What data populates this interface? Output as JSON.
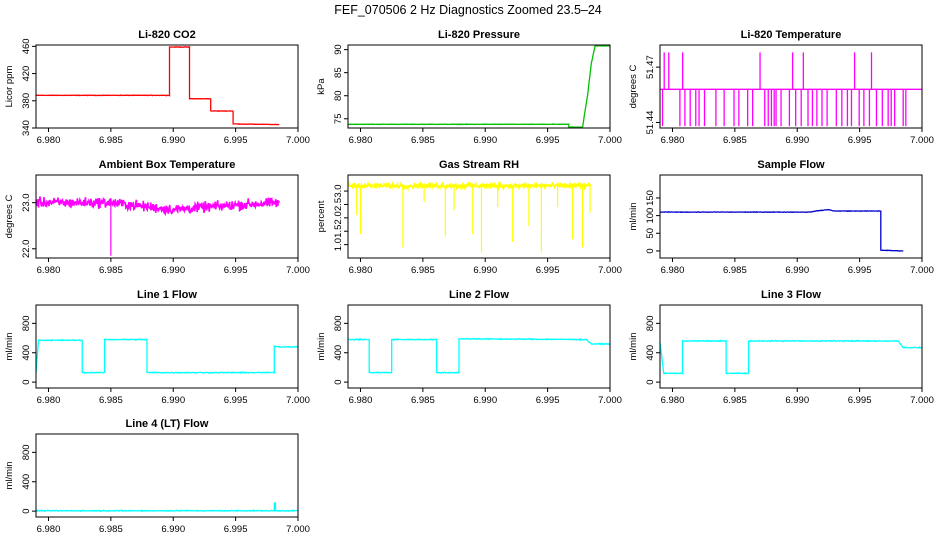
{
  "figure_title": "FEF_070506  2 Hz Diagnostics Zoomed 23.5–24",
  "colors": {
    "red": "#ff0000",
    "green": "#00c000",
    "magenta": "#ff00ff",
    "yellow": "#ffff00",
    "blue": "#0000cc",
    "cyan": "#00ffff"
  },
  "chart_data": [
    {
      "type": "line",
      "title": "Li-820 CO2",
      "xlabel": "",
      "ylabel": "Licor ppm",
      "xlim": [
        6.979,
        7.0
      ],
      "ylim": [
        340,
        462
      ],
      "xticks": [
        6.98,
        6.985,
        6.99,
        6.995,
        7.0
      ],
      "xtick_labels": [
        "6.980",
        "6.985",
        "6.990",
        "6.995",
        "7.000"
      ],
      "yticks": [
        340,
        380,
        420,
        460
      ],
      "ytick_labels": [
        "340",
        "380",
        "420",
        "460"
      ],
      "color": "red",
      "series": [
        {
          "x": [
            6.979,
            6.9897,
            6.9897,
            6.9913,
            6.9913,
            6.993,
            6.993,
            6.9948,
            6.9948,
            6.9985
          ],
          "y": [
            388,
            388,
            459,
            459,
            383,
            383,
            365,
            365,
            346,
            345
          ]
        }
      ]
    },
    {
      "type": "line",
      "title": "Li-820 Pressure",
      "xlabel": "",
      "ylabel": "kPa",
      "xlim": [
        6.979,
        7.0
      ],
      "ylim": [
        73,
        91
      ],
      "xticks": [
        6.98,
        6.985,
        6.99,
        6.995,
        7.0
      ],
      "xtick_labels": [
        "6.980",
        "6.985",
        "6.990",
        "6.995",
        "7.000"
      ],
      "yticks": [
        75,
        80,
        85,
        90
      ],
      "ytick_labels": [
        "75",
        "80",
        "85",
        "90"
      ],
      "color": "green",
      "series": [
        {
          "x": [
            6.979,
            6.9967,
            6.9967,
            6.9978,
            6.9982,
            6.9985,
            6.9988,
            7.0
          ],
          "y": [
            73.8,
            73.8,
            73.2,
            73.2,
            80,
            87,
            90.8,
            90.8
          ]
        }
      ]
    },
    {
      "type": "line",
      "title": "Li-820 Temperature",
      "xlabel": "",
      "ylabel": "degrees C",
      "xlim": [
        6.979,
        7.0
      ],
      "ylim": [
        51.437,
        51.482
      ],
      "xticks": [
        6.98,
        6.985,
        6.99,
        6.995,
        7.0
      ],
      "xtick_labels": [
        "6.980",
        "6.985",
        "6.990",
        "6.995",
        "7.000"
      ],
      "yticks": [
        51.44,
        51.47
      ],
      "ytick_labels": [
        "51.44",
        "51.47"
      ],
      "color": "magenta",
      "series": [
        {
          "x": [
            6.979,
            7.0
          ],
          "y": [
            51.458,
            51.458
          ]
        }
      ]
    },
    {
      "type": "line",
      "title": "Ambient Box Temperature",
      "xlabel": "",
      "ylabel": "degrees C",
      "xlim": [
        6.979,
        7.0
      ],
      "ylim": [
        21.8,
        23.6
      ],
      "xticks": [
        6.98,
        6.985,
        6.99,
        6.995,
        7.0
      ],
      "xtick_labels": [
        "6.980",
        "6.985",
        "6.990",
        "6.995",
        "7.000"
      ],
      "yticks": [
        22.0,
        23.0
      ],
      "ytick_labels": [
        "22.0",
        "23.0"
      ],
      "color": "magenta",
      "series": [
        {
          "x": [
            6.979,
            6.985,
            6.99,
            6.995,
            6.9985
          ],
          "y": [
            23.0,
            23.0,
            22.85,
            22.95,
            23.0
          ]
        }
      ]
    },
    {
      "type": "line",
      "title": "Gas Stream RH",
      "xlabel": "",
      "ylabel": "percent",
      "xlim": [
        6.979,
        7.0
      ],
      "ylim": [
        0.5,
        3.6
      ],
      "xticks": [
        6.98,
        6.985,
        6.99,
        6.995,
        7.0
      ],
      "xtick_labels": [
        "6.980",
        "6.985",
        "6.990",
        "6.995",
        "7.000"
      ],
      "yticks": [
        1.0,
        1.5,
        2.0,
        2.5,
        3.0
      ],
      "ytick_labels": [
        "1.0",
        "1.5",
        "2.0",
        "2.5",
        "3.0"
      ],
      "color": "yellow",
      "series": [
        {
          "x": [
            6.979,
            6.9985
          ],
          "y": [
            3.2,
            3.2
          ]
        }
      ]
    },
    {
      "type": "line",
      "title": "Sample Flow",
      "xlabel": "",
      "ylabel": "ml/min",
      "xlim": [
        6.979,
        7.0
      ],
      "ylim": [
        -20,
        215
      ],
      "xticks": [
        6.98,
        6.985,
        6.99,
        6.995,
        7.0
      ],
      "xtick_labels": [
        "6.980",
        "6.985",
        "6.990",
        "6.995",
        "7.000"
      ],
      "yticks": [
        0,
        50,
        100,
        150
      ],
      "ytick_labels": [
        "0",
        "50",
        "100",
        "150"
      ],
      "color": "blue",
      "series": [
        {
          "x": [
            6.979,
            6.991,
            6.9915,
            6.9925,
            6.993,
            6.9967,
            6.9967,
            6.9985
          ],
          "y": [
            110,
            110,
            113,
            117,
            113,
            113,
            2,
            0
          ]
        }
      ]
    },
    {
      "type": "line",
      "title": "Line 1 Flow",
      "xlabel": "",
      "ylabel": "ml/min",
      "xlim": [
        6.979,
        7.0
      ],
      "ylim": [
        -80,
        1050
      ],
      "xticks": [
        6.98,
        6.985,
        6.99,
        6.995,
        7.0
      ],
      "xtick_labels": [
        "6.980",
        "6.985",
        "6.990",
        "6.995",
        "7.000"
      ],
      "yticks": [
        0,
        400,
        800
      ],
      "ytick_labels": [
        "0",
        "400",
        "800"
      ],
      "color": "cyan",
      "series": [
        {
          "x": [
            6.979,
            6.9792,
            6.9827,
            6.9827,
            6.9845,
            6.9845,
            6.9879,
            6.9879,
            6.9981,
            6.9981,
            6.9985,
            7.0
          ],
          "y": [
            130,
            570,
            570,
            130,
            130,
            580,
            580,
            130,
            130,
            490,
            480,
            480
          ]
        }
      ]
    },
    {
      "type": "line",
      "title": "Line 2 Flow",
      "xlabel": "",
      "ylabel": "ml/min",
      "xlim": [
        6.979,
        7.0
      ],
      "ylim": [
        -80,
        1050
      ],
      "xticks": [
        6.98,
        6.985,
        6.99,
        6.995,
        7.0
      ],
      "xtick_labels": [
        "6.980",
        "6.985",
        "6.990",
        "6.995",
        "7.000"
      ],
      "yticks": [
        0,
        400,
        800
      ],
      "ytick_labels": [
        "0",
        "400",
        "800"
      ],
      "color": "cyan",
      "series": [
        {
          "x": [
            6.979,
            6.9807,
            6.9807,
            6.9825,
            6.9825,
            6.9861,
            6.9861,
            6.9879,
            6.9879,
            6.9981,
            6.9985,
            7.0
          ],
          "y": [
            580,
            580,
            130,
            130,
            580,
            580,
            130,
            130,
            590,
            580,
            520,
            520
          ]
        }
      ]
    },
    {
      "type": "line",
      "title": "Line 3 Flow",
      "xlabel": "",
      "ylabel": "ml/min",
      "xlim": [
        6.979,
        7.0
      ],
      "ylim": [
        -80,
        1050
      ],
      "xticks": [
        6.98,
        6.985,
        6.99,
        6.995,
        7.0
      ],
      "xtick_labels": [
        "6.980",
        "6.985",
        "6.990",
        "6.995",
        "7.000"
      ],
      "yticks": [
        0,
        400,
        800
      ],
      "ytick_labels": [
        "0",
        "400",
        "800"
      ],
      "color": "cyan",
      "series": [
        {
          "x": [
            6.979,
            6.9793,
            6.9808,
            6.9808,
            6.9843,
            6.9843,
            6.9861,
            6.9861,
            6.9981,
            6.9985,
            7.0
          ],
          "y": [
            540,
            120,
            120,
            560,
            560,
            120,
            120,
            560,
            560,
            470,
            470
          ]
        }
      ]
    },
    {
      "type": "line",
      "title": "Line 4 (LT) Flow",
      "xlabel": "",
      "ylabel": "ml/min",
      "xlim": [
        6.979,
        7.0
      ],
      "ylim": [
        -80,
        1050
      ],
      "xticks": [
        6.98,
        6.985,
        6.99,
        6.995,
        7.0
      ],
      "xtick_labels": [
        "6.980",
        "6.985",
        "6.990",
        "6.995",
        "7.000"
      ],
      "yticks": [
        0,
        400,
        800
      ],
      "ytick_labels": [
        "0",
        "400",
        "800"
      ],
      "color": "cyan",
      "series": [
        {
          "x": [
            6.979,
            6.9981,
            6.9981,
            6.9982,
            6.9982,
            7.0
          ],
          "y": [
            5,
            5,
            110,
            110,
            5,
            5
          ]
        }
      ]
    }
  ]
}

**STATED EXERCISE**
Extract, from the material above, each line holding the word "Temperature".

**FINISHED ANSWER**
      "title": "Li-820 Temperature",
      "title": "Ambient Box Temperature",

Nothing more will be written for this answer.